**WHAT THE EXERCISE ASKS:**
What you return must be the full data, repeated verbatim, with no pictures in it.

*** GIVEN INFORMATION ***

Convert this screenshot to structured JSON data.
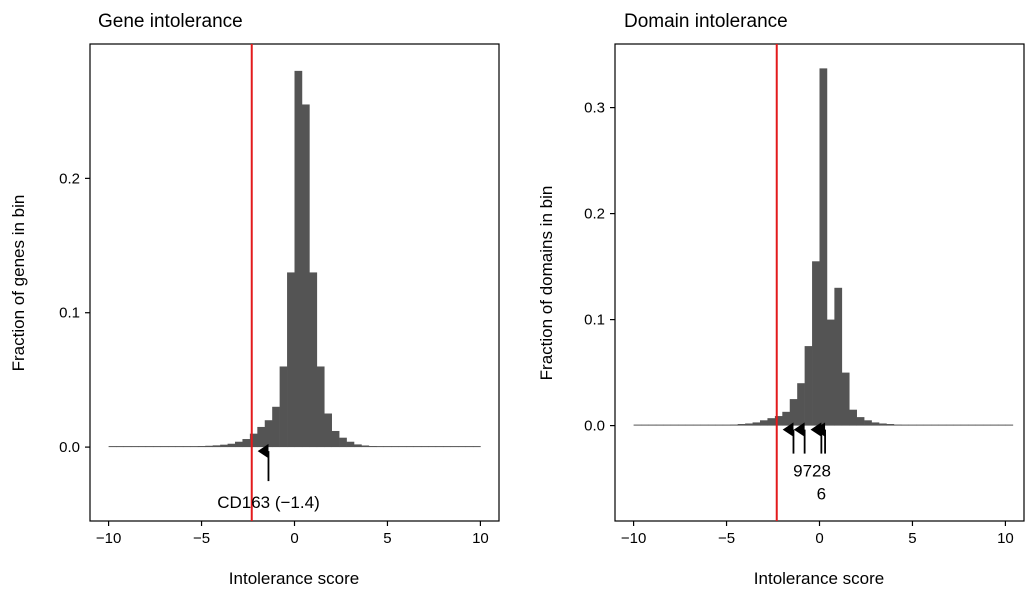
{
  "chart_data": [
    {
      "type": "bar",
      "title": "Gene intolerance",
      "xlabel": "Intolerance score",
      "ylabel": "Fraction of genes in bin",
      "xlim": [
        -11,
        11
      ],
      "ylim": [
        -0.055,
        0.3
      ],
      "xticks": [
        -10,
        -5,
        0,
        5,
        10
      ],
      "xtick_labels": [
        "−10",
        "−5",
        "0",
        "5",
        "10"
      ],
      "yticks": [
        0.0,
        0.1,
        0.2
      ],
      "ytick_labels": [
        "0.0",
        "0.1",
        "0.2"
      ],
      "bin_width": 0.4,
      "bins": [
        {
          "x": -9.8,
          "y": 0.0003
        },
        {
          "x": -9.4,
          "y": 0.0002
        },
        {
          "x": -9.0,
          "y": 0.0002
        },
        {
          "x": -8.6,
          "y": 0.0002
        },
        {
          "x": -8.2,
          "y": 0.0002
        },
        {
          "x": -7.8,
          "y": 0.0002
        },
        {
          "x": -7.4,
          "y": 0.0002
        },
        {
          "x": -7.0,
          "y": 0.0003
        },
        {
          "x": -6.6,
          "y": 0.0003
        },
        {
          "x": -6.2,
          "y": 0.0004
        },
        {
          "x": -5.8,
          "y": 0.0005
        },
        {
          "x": -5.4,
          "y": 0.0006
        },
        {
          "x": -5.0,
          "y": 0.0008
        },
        {
          "x": -4.6,
          "y": 0.001
        },
        {
          "x": -4.2,
          "y": 0.0013
        },
        {
          "x": -3.8,
          "y": 0.0018
        },
        {
          "x": -3.4,
          "y": 0.0025
        },
        {
          "x": -3.0,
          "y": 0.004
        },
        {
          "x": -2.6,
          "y": 0.006
        },
        {
          "x": -2.2,
          "y": 0.01
        },
        {
          "x": -1.8,
          "y": 0.015
        },
        {
          "x": -1.4,
          "y": 0.02
        },
        {
          "x": -1.0,
          "y": 0.03
        },
        {
          "x": -0.6,
          "y": 0.06
        },
        {
          "x": -0.2,
          "y": 0.13
        },
        {
          "x": 0.2,
          "y": 0.28
        },
        {
          "x": 0.6,
          "y": 0.255
        },
        {
          "x": 1.0,
          "y": 0.13
        },
        {
          "x": 1.4,
          "y": 0.06
        },
        {
          "x": 1.8,
          "y": 0.025
        },
        {
          "x": 2.2,
          "y": 0.012
        },
        {
          "x": 2.6,
          "y": 0.007
        },
        {
          "x": 3.0,
          "y": 0.004
        },
        {
          "x": 3.4,
          "y": 0.002
        },
        {
          "x": 3.8,
          "y": 0.0012
        },
        {
          "x": 4.2,
          "y": 0.0008
        },
        {
          "x": 4.6,
          "y": 0.0005
        },
        {
          "x": 5.0,
          "y": 0.0004
        },
        {
          "x": 5.4,
          "y": 0.0003
        },
        {
          "x": 5.8,
          "y": 0.0002
        },
        {
          "x": 6.2,
          "y": 0.0002
        },
        {
          "x": 6.6,
          "y": 0.0002
        },
        {
          "x": 7.0,
          "y": 0.0002
        },
        {
          "x": 7.4,
          "y": 0.0002
        },
        {
          "x": 7.8,
          "y": 0.0002
        },
        {
          "x": 8.2,
          "y": 0.0002
        },
        {
          "x": 8.6,
          "y": 0.0002
        },
        {
          "x": 9.0,
          "y": 0.0002
        },
        {
          "x": 9.4,
          "y": 0.0002
        },
        {
          "x": 9.8,
          "y": 0.0002
        }
      ],
      "threshold_x": -2.3,
      "threshold_color": "#e31a1c",
      "bar_color": "#545454",
      "annotations": [
        {
          "x": -1.4,
          "label": "CD163 (−1.4)"
        }
      ]
    },
    {
      "type": "bar",
      "title": "Domain intolerance",
      "xlabel": "Intolerance score",
      "ylabel": "Fraction of domains in bin",
      "xlim": [
        -11,
        11
      ],
      "ylim": [
        -0.09,
        0.36
      ],
      "xticks": [
        -10,
        -5,
        0,
        5,
        10
      ],
      "xtick_labels": [
        "−10",
        "−5",
        "0",
        "5",
        "10"
      ],
      "yticks": [
        0.0,
        0.1,
        0.2,
        0.3
      ],
      "ytick_labels": [
        "0.0",
        "0.1",
        "0.2",
        "0.3"
      ],
      "bin_width": 0.4,
      "bins": [
        {
          "x": -9.8,
          "y": 0.0002
        },
        {
          "x": -9.4,
          "y": 0.0002
        },
        {
          "x": -9.0,
          "y": 0.0002
        },
        {
          "x": -8.6,
          "y": 0.0002
        },
        {
          "x": -8.2,
          "y": 0.0002
        },
        {
          "x": -7.8,
          "y": 0.0002
        },
        {
          "x": -7.4,
          "y": 0.0002
        },
        {
          "x": -7.0,
          "y": 0.0003
        },
        {
          "x": -6.6,
          "y": 0.0003
        },
        {
          "x": -6.2,
          "y": 0.0004
        },
        {
          "x": -5.8,
          "y": 0.0005
        },
        {
          "x": -5.4,
          "y": 0.0006
        },
        {
          "x": -5.0,
          "y": 0.0008
        },
        {
          "x": -4.6,
          "y": 0.001
        },
        {
          "x": -4.2,
          "y": 0.0015
        },
        {
          "x": -3.8,
          "y": 0.002
        },
        {
          "x": -3.4,
          "y": 0.003
        },
        {
          "x": -3.0,
          "y": 0.005
        },
        {
          "x": -2.6,
          "y": 0.007
        },
        {
          "x": -2.2,
          "y": 0.009
        },
        {
          "x": -1.8,
          "y": 0.013
        },
        {
          "x": -1.4,
          "y": 0.025
        },
        {
          "x": -1.0,
          "y": 0.04
        },
        {
          "x": -0.6,
          "y": 0.075
        },
        {
          "x": -0.2,
          "y": 0.155
        },
        {
          "x": 0.2,
          "y": 0.337
        },
        {
          "x": 0.6,
          "y": 0.1
        },
        {
          "x": 1.0,
          "y": 0.13
        },
        {
          "x": 1.4,
          "y": 0.05
        },
        {
          "x": 1.8,
          "y": 0.015
        },
        {
          "x": 2.2,
          "y": 0.008
        },
        {
          "x": 2.6,
          "y": 0.005
        },
        {
          "x": 3.0,
          "y": 0.003
        },
        {
          "x": 3.4,
          "y": 0.002
        },
        {
          "x": 3.8,
          "y": 0.0015
        },
        {
          "x": 4.2,
          "y": 0.001
        },
        {
          "x": 4.6,
          "y": 0.0008
        },
        {
          "x": 5.0,
          "y": 0.0006
        },
        {
          "x": 5.4,
          "y": 0.0005
        },
        {
          "x": 5.8,
          "y": 0.0004
        },
        {
          "x": 6.2,
          "y": 0.0003
        },
        {
          "x": 6.6,
          "y": 0.0003
        },
        {
          "x": 7.0,
          "y": 0.0002
        },
        {
          "x": 7.4,
          "y": 0.0002
        },
        {
          "x": 7.8,
          "y": 0.0002
        },
        {
          "x": 8.2,
          "y": 0.0002
        },
        {
          "x": 8.6,
          "y": 0.0002
        },
        {
          "x": 9.0,
          "y": 0.0002
        },
        {
          "x": 9.4,
          "y": 0.0002
        },
        {
          "x": 9.8,
          "y": 0.0002
        },
        {
          "x": 10.2,
          "y": 0.0002
        }
      ],
      "threshold_x": -2.3,
      "threshold_color": "#e31a1c",
      "bar_color": "#545454",
      "arrow_positions": [
        -1.4,
        -0.8,
        0.1,
        0.3
      ],
      "annotation_lines": [
        "9728",
        "6"
      ]
    }
  ]
}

*** End of GIVEN INFORMATION ***

**RESULT OF THE EXERCISE:**
Convert this screenshot to structured JSON data.
{
  "chart_data": [
    {
      "type": "bar",
      "title": "Gene intolerance",
      "xlabel": "Intolerance score",
      "ylabel": "Fraction of genes in bin",
      "xlim": [
        -11,
        11
      ],
      "ylim": [
        -0.055,
        0.3
      ],
      "xticks": [
        -10,
        -5,
        0,
        5,
        10
      ],
      "xtick_labels": [
        "−10",
        "−5",
        "0",
        "5",
        "10"
      ],
      "yticks": [
        0.0,
        0.1,
        0.2
      ],
      "ytick_labels": [
        "0.0",
        "0.1",
        "0.2"
      ],
      "bin_width": 0.4,
      "bins": [
        {
          "x": -9.8,
          "y": 0.0003
        },
        {
          "x": -9.4,
          "y": 0.0002
        },
        {
          "x": -9.0,
          "y": 0.0002
        },
        {
          "x": -8.6,
          "y": 0.0002
        },
        {
          "x": -8.2,
          "y": 0.0002
        },
        {
          "x": -7.8,
          "y": 0.0002
        },
        {
          "x": -7.4,
          "y": 0.0002
        },
        {
          "x": -7.0,
          "y": 0.0003
        },
        {
          "x": -6.6,
          "y": 0.0003
        },
        {
          "x": -6.2,
          "y": 0.0004
        },
        {
          "x": -5.8,
          "y": 0.0005
        },
        {
          "x": -5.4,
          "y": 0.0006
        },
        {
          "x": -5.0,
          "y": 0.0008
        },
        {
          "x": -4.6,
          "y": 0.001
        },
        {
          "x": -4.2,
          "y": 0.0013
        },
        {
          "x": -3.8,
          "y": 0.0018
        },
        {
          "x": -3.4,
          "y": 0.0025
        },
        {
          "x": -3.0,
          "y": 0.004
        },
        {
          "x": -2.6,
          "y": 0.006
        },
        {
          "x": -2.2,
          "y": 0.01
        },
        {
          "x": -1.8,
          "y": 0.015
        },
        {
          "x": -1.4,
          "y": 0.02
        },
        {
          "x": -1.0,
          "y": 0.03
        },
        {
          "x": -0.6,
          "y": 0.06
        },
        {
          "x": -0.2,
          "y": 0.13
        },
        {
          "x": 0.2,
          "y": 0.28
        },
        {
          "x": 0.6,
          "y": 0.255
        },
        {
          "x": 1.0,
          "y": 0.13
        },
        {
          "x": 1.4,
          "y": 0.06
        },
        {
          "x": 1.8,
          "y": 0.025
        },
        {
          "x": 2.2,
          "y": 0.012
        },
        {
          "x": 2.6,
          "y": 0.007
        },
        {
          "x": 3.0,
          "y": 0.004
        },
        {
          "x": 3.4,
          "y": 0.002
        },
        {
          "x": 3.8,
          "y": 0.0012
        },
        {
          "x": 4.2,
          "y": 0.0008
        },
        {
          "x": 4.6,
          "y": 0.0005
        },
        {
          "x": 5.0,
          "y": 0.0004
        },
        {
          "x": 5.4,
          "y": 0.0003
        },
        {
          "x": 5.8,
          "y": 0.0002
        },
        {
          "x": 6.2,
          "y": 0.0002
        },
        {
          "x": 6.6,
          "y": 0.0002
        },
        {
          "x": 7.0,
          "y": 0.0002
        },
        {
          "x": 7.4,
          "y": 0.0002
        },
        {
          "x": 7.8,
          "y": 0.0002
        },
        {
          "x": 8.2,
          "y": 0.0002
        },
        {
          "x": 8.6,
          "y": 0.0002
        },
        {
          "x": 9.0,
          "y": 0.0002
        },
        {
          "x": 9.4,
          "y": 0.0002
        },
        {
          "x": 9.8,
          "y": 0.0002
        }
      ],
      "threshold_x": -2.3,
      "threshold_color": "#e31a1c",
      "bar_color": "#545454",
      "annotations": [
        {
          "x": -1.4,
          "label": "CD163 (−1.4)"
        }
      ]
    },
    {
      "type": "bar",
      "title": "Domain intolerance",
      "xlabel": "Intolerance score",
      "ylabel": "Fraction of domains in bin",
      "xlim": [
        -11,
        11
      ],
      "ylim": [
        -0.09,
        0.36
      ],
      "xticks": [
        -10,
        -5,
        0,
        5,
        10
      ],
      "xtick_labels": [
        "−10",
        "−5",
        "0",
        "5",
        "10"
      ],
      "yticks": [
        0.0,
        0.1,
        0.2,
        0.3
      ],
      "ytick_labels": [
        "0.0",
        "0.1",
        "0.2",
        "0.3"
      ],
      "bin_width": 0.4,
      "bins": [
        {
          "x": -9.8,
          "y": 0.0002
        },
        {
          "x": -9.4,
          "y": 0.0002
        },
        {
          "x": -9.0,
          "y": 0.0002
        },
        {
          "x": -8.6,
          "y": 0.0002
        },
        {
          "x": -8.2,
          "y": 0.0002
        },
        {
          "x": -7.8,
          "y": 0.0002
        },
        {
          "x": -7.4,
          "y": 0.0002
        },
        {
          "x": -7.0,
          "y": 0.0003
        },
        {
          "x": -6.6,
          "y": 0.0003
        },
        {
          "x": -6.2,
          "y": 0.0004
        },
        {
          "x": -5.8,
          "y": 0.0005
        },
        {
          "x": -5.4,
          "y": 0.0006
        },
        {
          "x": -5.0,
          "y": 0.0008
        },
        {
          "x": -4.6,
          "y": 0.001
        },
        {
          "x": -4.2,
          "y": 0.0015
        },
        {
          "x": -3.8,
          "y": 0.002
        },
        {
          "x": -3.4,
          "y": 0.003
        },
        {
          "x": -3.0,
          "y": 0.005
        },
        {
          "x": -2.6,
          "y": 0.007
        },
        {
          "x": -2.2,
          "y": 0.009
        },
        {
          "x": -1.8,
          "y": 0.013
        },
        {
          "x": -1.4,
          "y": 0.025
        },
        {
          "x": -1.0,
          "y": 0.04
        },
        {
          "x": -0.6,
          "y": 0.075
        },
        {
          "x": -0.2,
          "y": 0.155
        },
        {
          "x": 0.2,
          "y": 0.337
        },
        {
          "x": 0.6,
          "y": 0.1
        },
        {
          "x": 1.0,
          "y": 0.13
        },
        {
          "x": 1.4,
          "y": 0.05
        },
        {
          "x": 1.8,
          "y": 0.015
        },
        {
          "x": 2.2,
          "y": 0.008
        },
        {
          "x": 2.6,
          "y": 0.005
        },
        {
          "x": 3.0,
          "y": 0.003
        },
        {
          "x": 3.4,
          "y": 0.002
        },
        {
          "x": 3.8,
          "y": 0.0015
        },
        {
          "x": 4.2,
          "y": 0.001
        },
        {
          "x": 4.6,
          "y": 0.0008
        },
        {
          "x": 5.0,
          "y": 0.0006
        },
        {
          "x": 5.4,
          "y": 0.0005
        },
        {
          "x": 5.8,
          "y": 0.0004
        },
        {
          "x": 6.2,
          "y": 0.0003
        },
        {
          "x": 6.6,
          "y": 0.0003
        },
        {
          "x": 7.0,
          "y": 0.0002
        },
        {
          "x": 7.4,
          "y": 0.0002
        },
        {
          "x": 7.8,
          "y": 0.0002
        },
        {
          "x": 8.2,
          "y": 0.0002
        },
        {
          "x": 8.6,
          "y": 0.0002
        },
        {
          "x": 9.0,
          "y": 0.0002
        },
        {
          "x": 9.4,
          "y": 0.0002
        },
        {
          "x": 9.8,
          "y": 0.0002
        },
        {
          "x": 10.2,
          "y": 0.0002
        }
      ],
      "threshold_x": -2.3,
      "threshold_color": "#e31a1c",
      "bar_color": "#545454",
      "arrow_positions": [
        -1.4,
        -0.8,
        0.1,
        0.3
      ],
      "annotation_lines": [
        "9728",
        "6"
      ]
    }
  ]
}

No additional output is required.